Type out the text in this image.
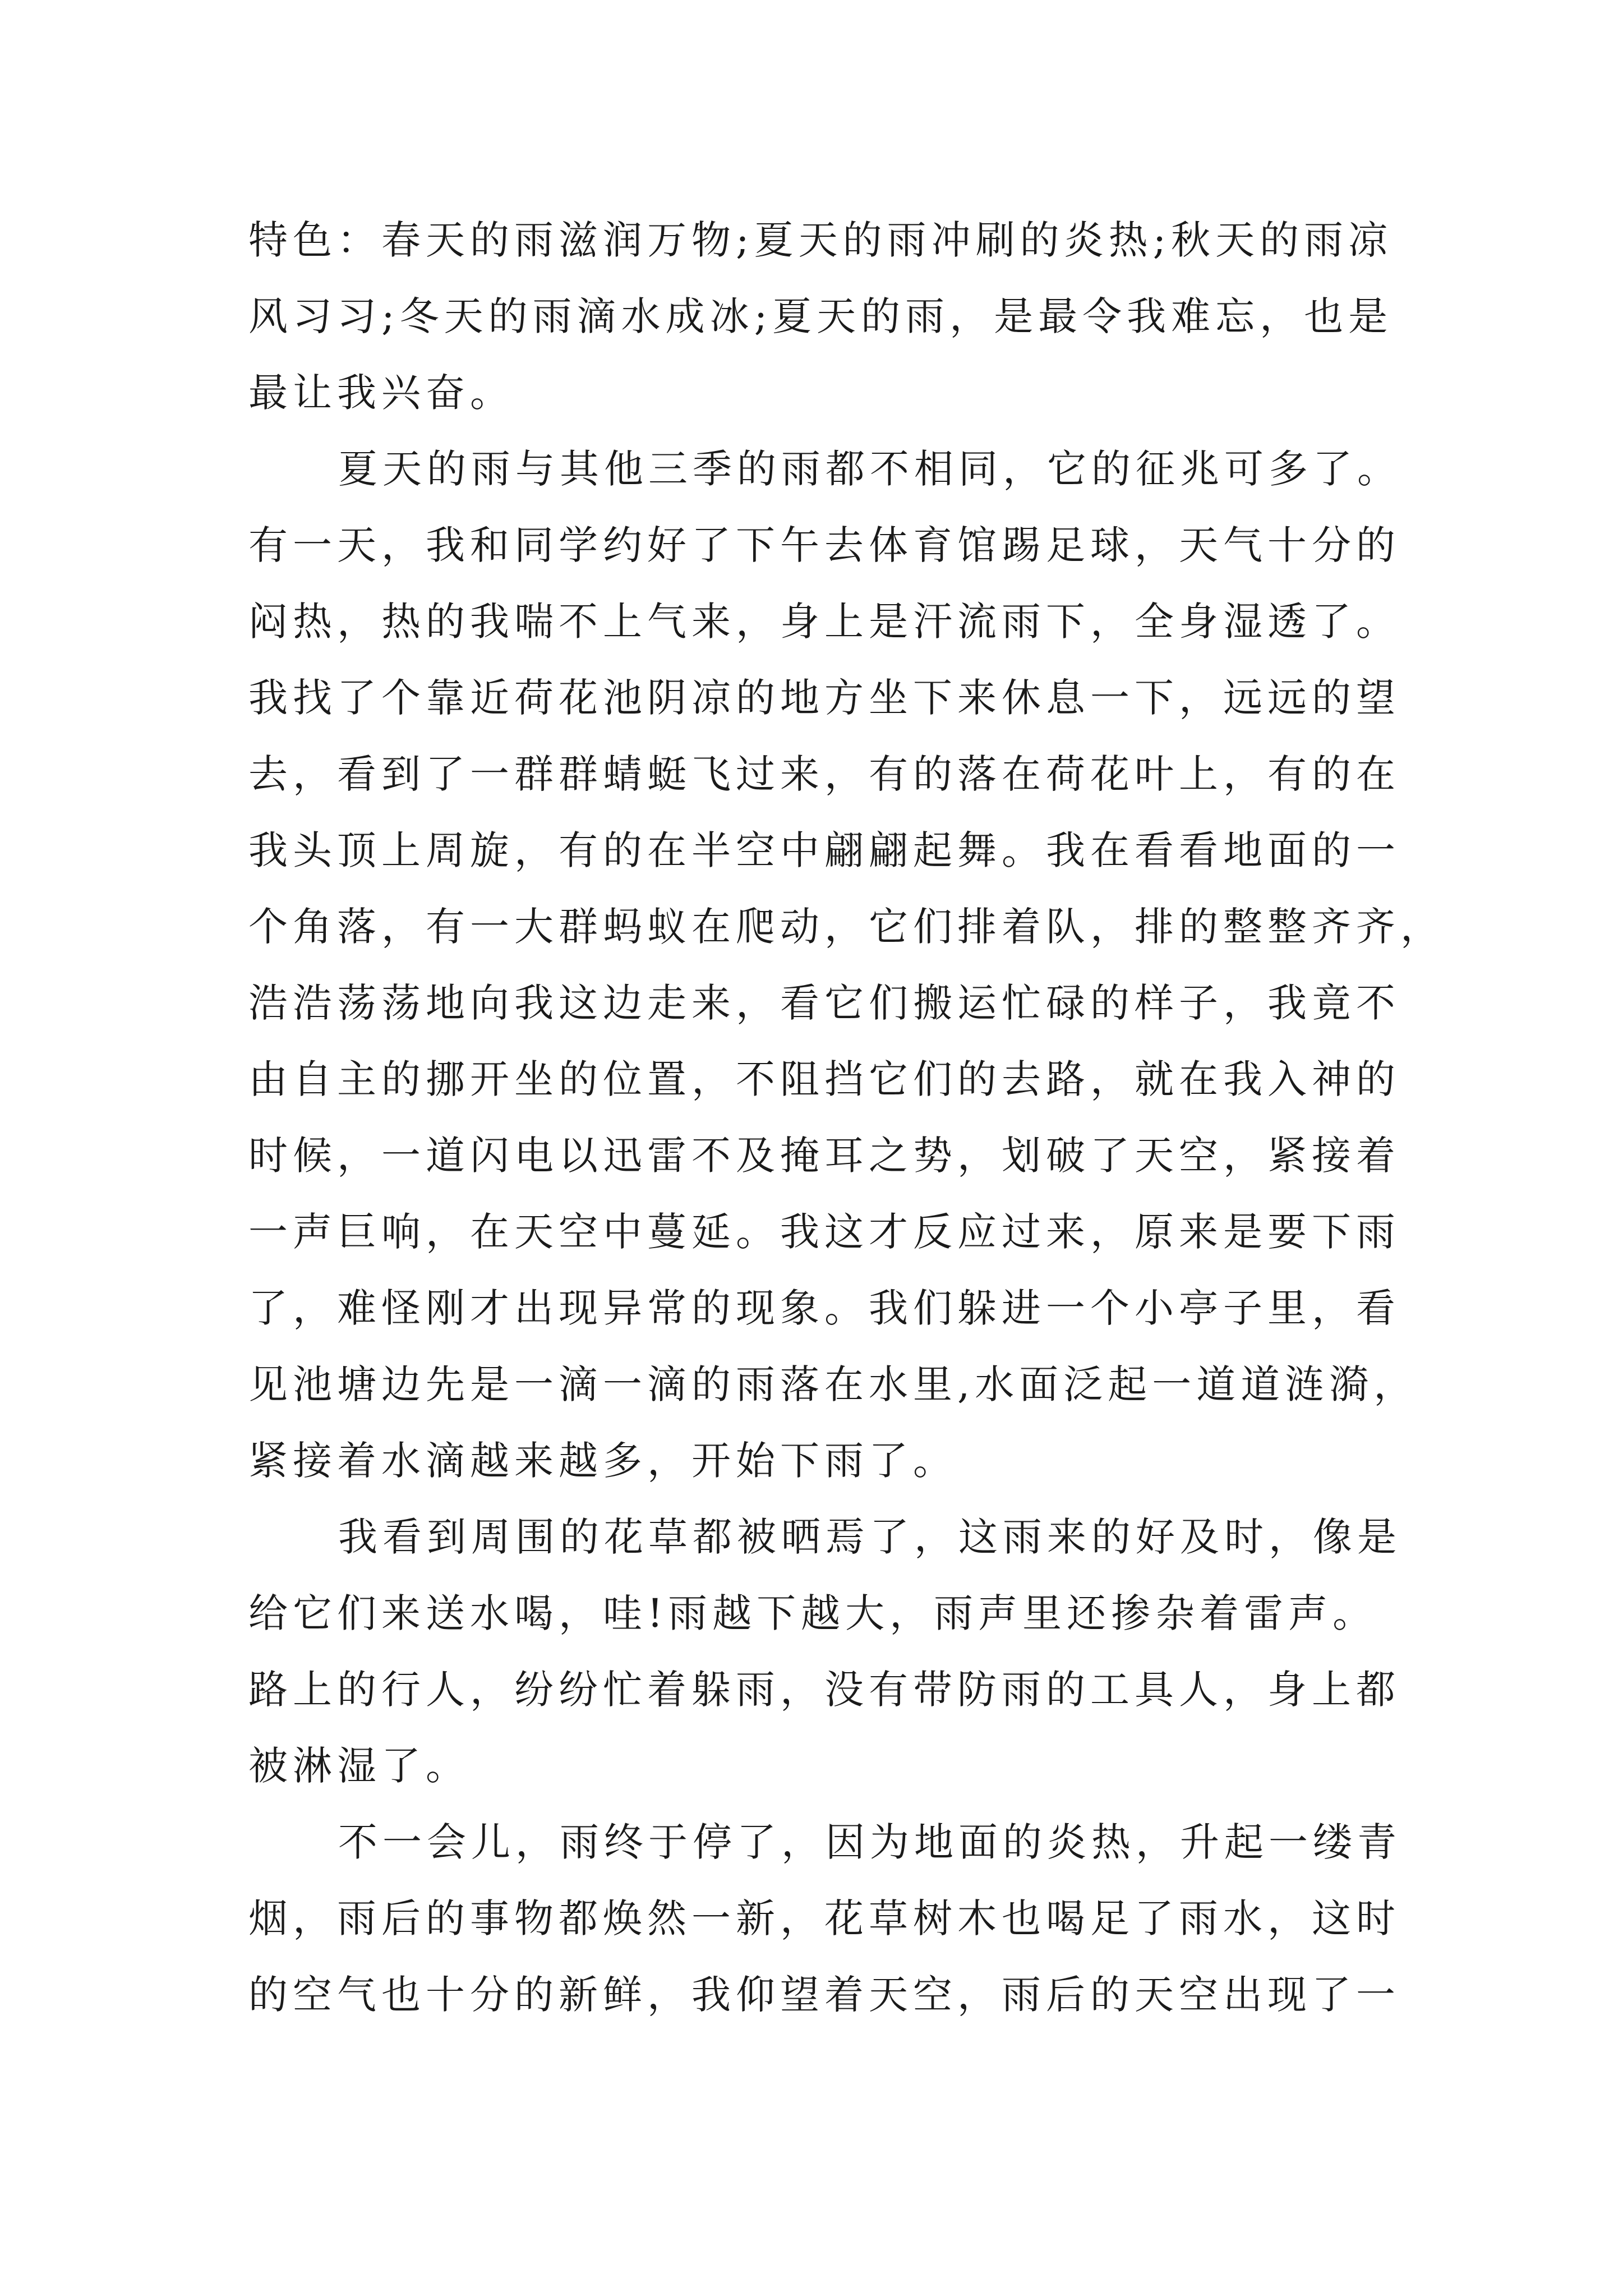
特色：春天的雨滋润万物;夏天的雨冲刷的炎热;秋天的雨凉
风习习;冬天的雨滴水成冰;夏天的雨，是最令我难忘，也是
最让我兴奋。
夏天的雨与其他三季的雨都不相同，它的征兆可多了。
有一天，我和同学约好了下午去体育馆踢足球，天气十分的
闷热，热的我喘不上气来，身上是汗流雨下，全身湿透了。
我找了个靠近荷花池阴凉的地方坐下来休息一下，远远的望
去，看到了一群群蜻蜓飞过来，有的落在荷花叶上，有的在
我头顶上周旋，有的在半空中翩翩起舞。我在看看地面的一
个角落，有一大群蚂蚁在爬动，它们排着队，排的整整齐齐，
浩浩荡荡地向我这边走来，看它们搬运忙碌的样子，我竟不
由自主的挪开坐的位置，不阻挡它们的去路，就在我入神的
时候，一道闪电以迅雷不及掩耳之势，划破了天空，紧接着
一声巨响，在天空中蔓延。我这才反应过来，原来是要下雨
了，难怪刚才出现异常的现象。我们躲进一个小亭子里，看
见池塘边先是一滴一滴的雨落在水里,水面泛起一道道涟漪，
紧接着水滴越来越多，开始下雨了。
我看到周围的花草都被晒焉了，这雨来的好及时，像是
给它们来送水喝，哇!雨越下越大，雨声里还掺杂着雷声。
路上的行人，纷纷忙着躲雨，没有带防雨的工具人，身上都
被淋湿了。
不一会儿，雨终于停了，因为地面的炎热，升起一缕青
烟，雨后的事物都焕然一新，花草树木也喝足了雨水，这时
的空气也十分的新鲜，我仰望着天空，雨后的天空出现了一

What you are asked to do:
Reproduce the listing exactly. Leave its pictures out.

Correct answer:
Type out the text in this image.
特色：春天的雨滋润万物;夏天的雨冲刷的炎热;秋天的雨凉
风习习;冬天的雨滴水成冰;夏天的雨，是最令我难忘，也是
最让我兴奋。
夏天的雨与其他三季的雨都不相同，它的征兆可多了。
有一天，我和同学约好了下午去体育馆踢足球，天气十分的
闷热，热的我喘不上气来，身上是汗流雨下，全身湿透了。
我找了个靠近荷花池阴凉的地方坐下来休息一下，远远的望
去，看到了一群群蜻蜓飞过来，有的落在荷花叶上，有的在
我头顶上周旋，有的在半空中翩翩起舞。我在看看地面的一
个角落，有一大群蚂蚁在爬动，它们排着队，排的整整齐齐，
浩浩荡荡地向我这边走来，看它们搬运忙碌的样子，我竟不
由自主的挪开坐的位置，不阻挡它们的去路，就在我入神的
时候，一道闪电以迅雷不及掩耳之势，划破了天空，紧接着
一声巨响，在天空中蔓延。我这才反应过来，原来是要下雨
了，难怪刚才出现异常的现象。我们躲进一个小亭子里，看
见池塘边先是一滴一滴的雨落在水里,水面泛起一道道涟漪，
紧接着水滴越来越多，开始下雨了。
我看到周围的花草都被晒焉了，这雨来的好及时，像是
给它们来送水喝，哇!雨越下越大，雨声里还掺杂着雷声。
路上的行人，纷纷忙着躲雨，没有带防雨的工具人，身上都
被淋湿了。
不一会儿，雨终于停了，因为地面的炎热，升起一缕青
烟，雨后的事物都焕然一新，花草树木也喝足了雨水，这时
的空气也十分的新鲜，我仰望着天空，雨后的天空出现了一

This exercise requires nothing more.